[Structured figure records]
**********
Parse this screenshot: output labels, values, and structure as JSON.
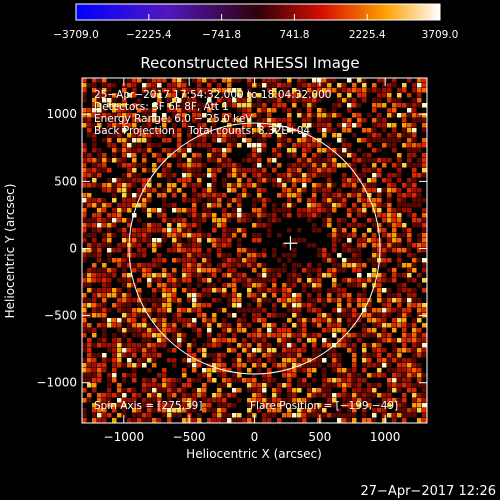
{
  "chart_data": {
    "type": "heatmap",
    "title": "Reconstructed RHESSI Image",
    "xlabel": "Heliocentric X (arcsec)",
    "ylabel": "Heliocentric Y (arcsec)",
    "xlim": [
      -1320,
      1320
    ],
    "ylim": [
      -1300,
      1270
    ],
    "x_ticks": [
      -1000,
      -500,
      0,
      500,
      1000
    ],
    "y_ticks": [
      -1000,
      -500,
      0,
      500,
      1000
    ],
    "x_tick_labels": [
      "−1000",
      "−500",
      "0",
      "500",
      "1000"
    ],
    "y_tick_labels": [
      "−1000",
      "−500",
      "0",
      "500",
      "1000"
    ],
    "colorbar": {
      "min": -3709.0,
      "max": 3709.0,
      "ticks": [
        -3709.0,
        -2225.4,
        -741.8,
        741.8,
        2225.4,
        3709.0
      ],
      "tick_labels": [
        "−3709.0",
        "−2225.4",
        "−741.8",
        "741.8",
        "2225.4",
        "3709.0"
      ],
      "colormap": "blue-purple-red-yellow-white"
    },
    "annotations": [
      "25−Apr−2017 17:54:32.000 to 18:04:32.000",
      "Detectors: 3F 6F 8F, Att 1",
      "Energy Range: 6.0 − 25.0 keV",
      "Back Projection    Total counts: 8.32E+04"
    ],
    "spin_axis_label": "Spin Axis = [275,39]",
    "flare_position_label": "Flare Position = [−199,−49]",
    "solar_disk": {
      "center": [
        0,
        0
      ],
      "radius_arcsec": 960
    },
    "cross_position": [
      275,
      39
    ],
    "quiet_region": {
      "center": [
        275,
        39
      ],
      "radius_arcsec": 210
    },
    "pattern": "noise",
    "seed": 1234
  },
  "footer": {
    "timestamp": "27−Apr−2017 12:26"
  },
  "colors": {
    "background": "#000000",
    "foreground": "#ffffff"
  }
}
**********
▶ [AIM OF THE EXERCISE] Repeat the records above exactly, leaving out the pictures.

▶ [ANSWER TO THIS PROBLEM]
Parse this screenshot: output labels, values, and structure as JSON.
{
  "chart_data": {
    "type": "heatmap",
    "title": "Reconstructed RHESSI Image",
    "xlabel": "Heliocentric X (arcsec)",
    "ylabel": "Heliocentric Y (arcsec)",
    "xlim": [
      -1320,
      1320
    ],
    "ylim": [
      -1300,
      1270
    ],
    "x_ticks": [
      -1000,
      -500,
      0,
      500,
      1000
    ],
    "y_ticks": [
      -1000,
      -500,
      0,
      500,
      1000
    ],
    "x_tick_labels": [
      "−1000",
      "−500",
      "0",
      "500",
      "1000"
    ],
    "y_tick_labels": [
      "−1000",
      "−500",
      "0",
      "500",
      "1000"
    ],
    "colorbar": {
      "min": -3709.0,
      "max": 3709.0,
      "ticks": [
        -3709.0,
        -2225.4,
        -741.8,
        741.8,
        2225.4,
        3709.0
      ],
      "tick_labels": [
        "−3709.0",
        "−2225.4",
        "−741.8",
        "741.8",
        "2225.4",
        "3709.0"
      ],
      "colormap": "blue-purple-red-yellow-white"
    },
    "annotations": [
      "25−Apr−2017 17:54:32.000 to 18:04:32.000",
      "Detectors: 3F 6F 8F, Att 1",
      "Energy Range: 6.0 − 25.0 keV",
      "Back Projection    Total counts: 8.32E+04"
    ],
    "spin_axis_label": "Spin Axis = [275,39]",
    "flare_position_label": "Flare Position = [−199,−49]",
    "solar_disk": {
      "center": [
        0,
        0
      ],
      "radius_arcsec": 960
    },
    "cross_position": [
      275,
      39
    ],
    "quiet_region": {
      "center": [
        275,
        39
      ],
      "radius_arcsec": 210
    },
    "pattern": "noise",
    "seed": 1234
  },
  "footer": {
    "timestamp": "27−Apr−2017 12:26"
  },
  "colors": {
    "background": "#000000",
    "foreground": "#ffffff"
  }
}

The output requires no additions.